EXERCISE DIRECTIONS - Report, as a bare number, how many lines contain the string "March".
** BEGIN **
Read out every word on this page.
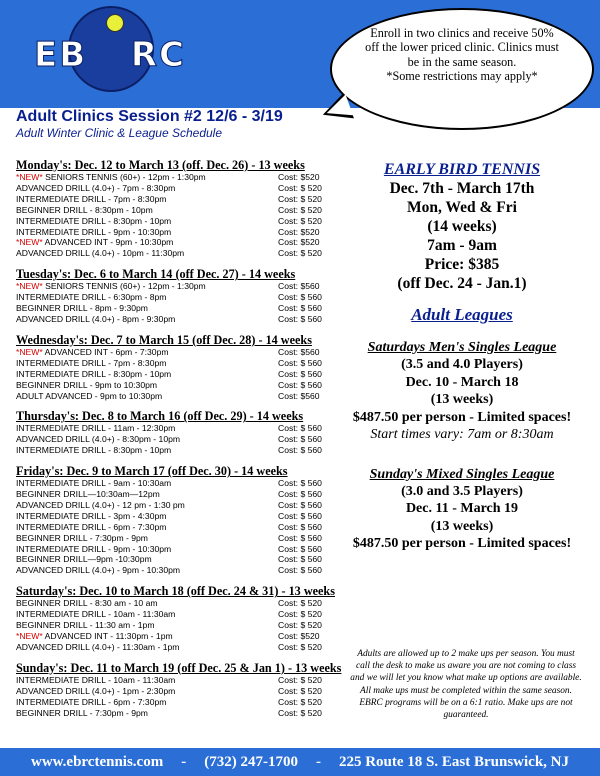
EB RC
Enroll in two clinics and receive 50% off the lower priced clinic. Clinics must be in the same season.
*Some restrictions may apply*
Adult Clinics Session #2 12/6 - 3/19
Adult Winter Clinic & League Schedule
Monday's: Dec. 12 to March 13 (off. Dec. 26) - 13 weeks
*NEW* SENIORS TENNIS (60+) - 12pm - 1:30pm	Cost: $520
ADVANCED DRILL (4.0+) - 7pm - 8:30pm	Cost: $ 520
INTERMEDIATE DRILL - 7pm - 8:30pm	Cost: $ 520
BEGINNER DRILL - 8:30pm - 10pm	Cost: $ 520
INTERMEDIATE DRILL - 8:30pm - 10pm	Cost: $ 520
INTERMEDIATE DRILL - 9pm - 10:30pm	Cost: $520
*NEW* ADVANCED INT - 9pm - 10:30pm	Cost: $520
ADVANCED DRILL (4.0+) - 10pm - 11:30pm	Cost: $ 520
Tuesday's: Dec. 6 to March 14 (off Dec. 27) - 14 weeks
*NEW* SENIORS TENNIS (60+) - 12pm - 1:30pm	Cost: $560
INTERMEDIATE DRILL - 6:30pm - 8pm	Cost: $ 560
BEGINNER DRILL - 8pm - 9:30pm	Cost: $ 560
ADVANCED DRILL (4.0+) - 8pm - 9:30pm	Cost: $ 560
Wednesday's: Dec. 7 to March 15 (off Dec. 28) - 14 weeks
*NEW* ADVANCED INT - 6pm - 7:30pm	Cost: $560
INTERMEDIATE DRILL - 7pm - 8:30pm	Cost: $ 560
INTERMEDIATE DRILL - 8:30pm - 10pm	Cost: $ 560
BEGINNER DRILL - 9pm to 10:30pm	Cost: $ 560
ADULT ADVANCED - 9pm to 10:30pm	Cost: $560
Thursday's: Dec. 8 to March 16 (off Dec. 29) - 14 weeks
INTERMEDIATE DRILL - 11am - 12:30pm	Cost: $ 560
ADVANCED DRILL (4.0+) - 8:30pm - 10pm	Cost: $ 560
INTERMEDIATE DRILL - 8:30pm - 10pm	Cost: $ 560
Friday's: Dec. 9 to March 17 (off Dec. 30) - 14 weeks
INTERMEDIATE DRILL - 9am - 10:30am	Cost: $ 560
BEGINNER DRILL—10:30am—12pm	Cost: $ 560
ADVANCED DRILL (4.0+) - 12 pm - 1:30 pm	Cost: $ 560
INTERMEDIATE DRILL - 3pm - 4:30pm	Cost: $ 560
INTERMEDIATE DRILL - 6pm - 7:30pm	Cost: $ 560
BEGINNER DRILL - 7:30pm - 9pm	Cost: $ 560
INTERMEDIATE DRILL - 9pm - 10:30pm	Cost: $ 560
BEGINNER DRILL—9pm -10:30pm	Cost: $ 560
ADVANCED DRILL (4.0+) - 9pm - 10:30pm	Cost: $ 560
Saturday's: Dec. 10 to March 18 (off Dec. 24 & 31) - 13 weeks
BEGINNER DRILL - 8:30 am - 10 am	Cost: $ 520
INTERMEDIATE DRILL - 10am - 11:30am	Cost: $ 520
BEGINNER DRILL - 11:30 am - 1pm	Cost: $ 520
*NEW* ADVANCED INT - 11:30pm - 1pm	Cost: $520
ADVANCED DRILL (4.0+) - 11:30am - 1pm	Cost: $ 520
Sunday's: Dec. 11 to March 19 (off Dec. 25 & Jan 1) - 13 weeks
INTERMEDIATE DRILL - 10am - 11:30am	Cost: $ 520
ADVANCED DRILL (4.0+) - 1pm - 2:30pm	Cost: $ 520
INTERMEDIATE DRILL - 6pm - 7:30pm	Cost: $ 520
BEGINNER DRILL - 7:30pm - 9pm	Cost: $ 520
EARLY BIRD TENNIS
Dec. 7th - March 17th
Mon, Wed & Fri
(14 weeks)
7am - 9am
Price: $385
(off Dec. 24 - Jan.1)
Adult Leagues
Saturdays Men's Singles League
(3.5 and 4.0 Players)
Dec. 10 - March 18
(13 weeks)
$487.50 per person - Limited spaces!
Start times vary: 7am or 8:30am
Sunday's Mixed Singles League
(3.0 and 3.5 Players)
Dec. 11 - March 19
(13 weeks)
$487.50 per person - Limited spaces!
Adults are allowed up to 2 make ups per season. You must call the desk to make us aware you are not coming to class and we will let you know what make up options are available. All make ups must be completed within the same season. EBRC programs will be on a 6:1 ratio. Make ups are not guaranteed.
www.ebrctennis.com - (732) 247-1700 - 225 Route 18 S. East Brunswick, NJ
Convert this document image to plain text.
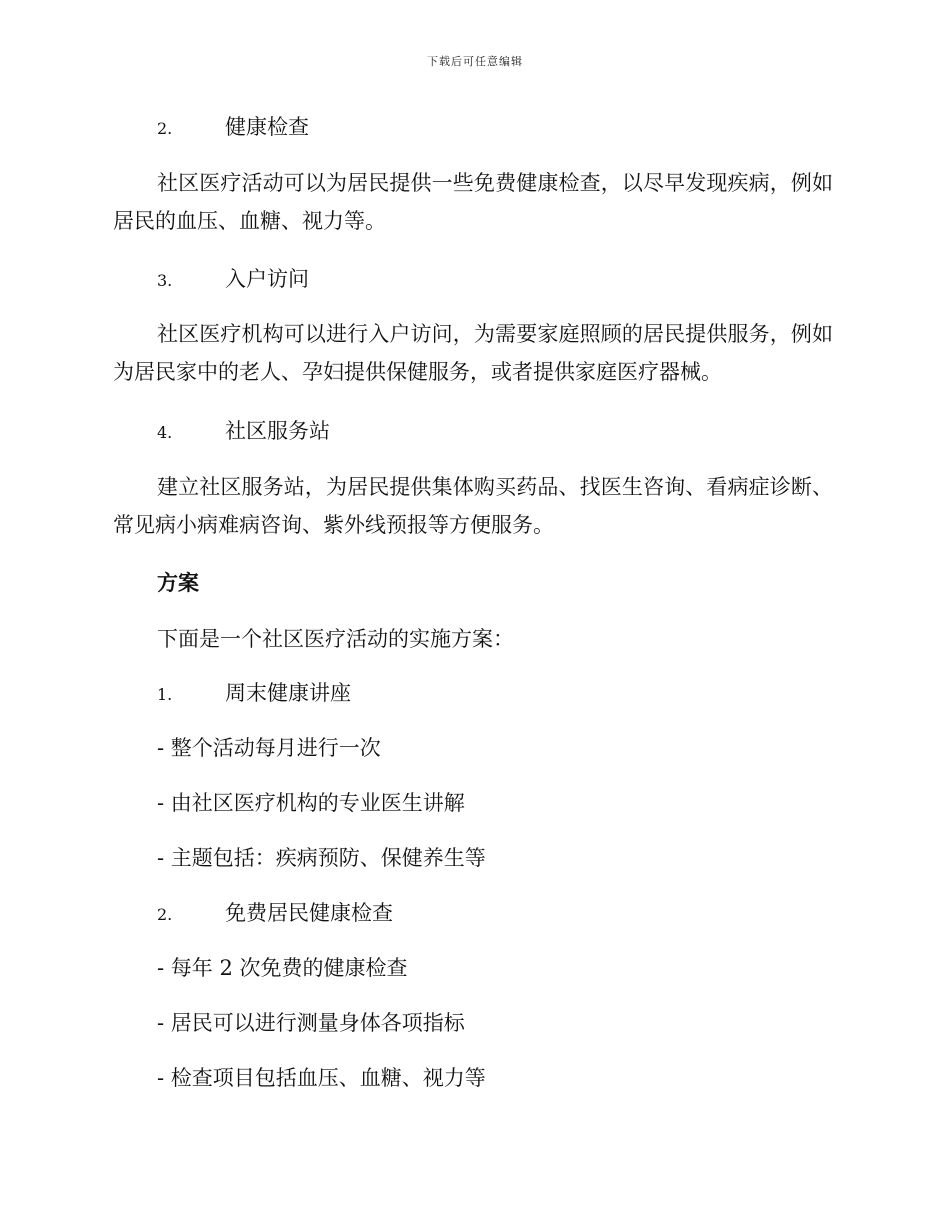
下载后可任意编辑
2.	健康检查
社区医疗活动可以为居民提供一些免费健康检查，以尽早发现疾病，例如居民的血压、血糖、视力等。
3.	入户访问
社区医疗机构可以进行入户访问，为需要家庭照顾的居民提供服务，例如为居民家中的老人、孕妇提供保健服务，或者提供家庭医疗器械。
4.	社区服务站
建立社区服务站，为居民提供集体购买药品、找医生咨询、看病症诊断、常见病小病难病咨询、紫外线预报等方便服务。
方案
下面是一个社区医疗活动的实施方案：
1.	周末健康讲座
- 整个活动每月进行一次
- 由社区医疗机构的专业医生讲解
- 主题包括：疾病预防、保健养生等
2.	免费居民健康检查
- 每年 2 次免费的健康检查
- 居民可以进行测量身体各项指标
- 检查项目包括血压、血糖、视力等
** END **
EXERCISE SOLUTION - 10